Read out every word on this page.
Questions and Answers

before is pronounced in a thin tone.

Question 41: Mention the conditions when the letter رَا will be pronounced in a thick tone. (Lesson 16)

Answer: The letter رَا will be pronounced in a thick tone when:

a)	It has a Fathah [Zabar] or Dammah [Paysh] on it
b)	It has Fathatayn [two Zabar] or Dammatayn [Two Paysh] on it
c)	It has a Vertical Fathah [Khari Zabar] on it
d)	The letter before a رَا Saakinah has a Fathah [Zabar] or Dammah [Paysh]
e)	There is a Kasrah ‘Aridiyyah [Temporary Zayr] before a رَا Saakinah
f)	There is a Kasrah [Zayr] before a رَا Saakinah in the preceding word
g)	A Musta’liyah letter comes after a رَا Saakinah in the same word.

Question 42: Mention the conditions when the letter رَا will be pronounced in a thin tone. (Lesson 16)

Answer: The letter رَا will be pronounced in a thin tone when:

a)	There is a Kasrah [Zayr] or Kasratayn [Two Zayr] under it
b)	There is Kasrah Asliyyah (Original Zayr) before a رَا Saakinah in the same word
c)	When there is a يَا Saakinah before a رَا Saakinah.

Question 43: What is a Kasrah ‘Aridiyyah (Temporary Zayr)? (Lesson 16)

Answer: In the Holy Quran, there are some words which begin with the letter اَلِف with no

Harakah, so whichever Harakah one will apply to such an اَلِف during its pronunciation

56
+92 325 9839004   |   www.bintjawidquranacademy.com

_SET PROBLEM_
Using the data above, return each line exactly as written.

_SOLUTION TO THIS TASK_
Read out every word on this page.
Questions and Answers

before is pronounced in a thin tone.

Question 41: Mention the conditions when the letter رَا will be pronounced in a thick tone. (Lesson 16)

Answer: The letter رَا will be pronounced in a thick tone when:

a)	It has a Fathah [Zabar] or Dammah [Paysh] on it
b)	It has Fathatayn [two Zabar] or Dammatayn [Two Paysh] on it
c)	It has a Vertical Fathah [Khari Zabar] on it
d)	The letter before a رَا Saakinah has a Fathah [Zabar] or Dammah [Paysh]
e)	There is a Kasrah ‘Aridiyyah [Temporary Zayr] before a رَا Saakinah
f)	There is a Kasrah [Zayr] before a رَا Saakinah in the preceding word
g)	A Musta’liyah letter comes after a رَا Saakinah in the same word.

Question 42: Mention the conditions when the letter رَا will be pronounced in a thin tone. (Lesson 16)

Answer: The letter رَا will be pronounced in a thin tone when:

a)	There is a Kasrah [Zayr] or Kasratayn [Two Zayr] under it
b)	There is Kasrah Asliyyah (Original Zayr) before a رَا Saakinah in the same word
c)	When there is a يَا Saakinah before a رَا Saakinah.

Question 43: What is a Kasrah ‘Aridiyyah (Temporary Zayr)? (Lesson 16)

Answer: In the Holy Quran, there are some words which begin with the letter اَلِف with no

Harakah, so whichever Harakah one will apply to such an اَلِف during its pronunciation

56
+92 325 9839004   |   www.bintjawidquranacademy.com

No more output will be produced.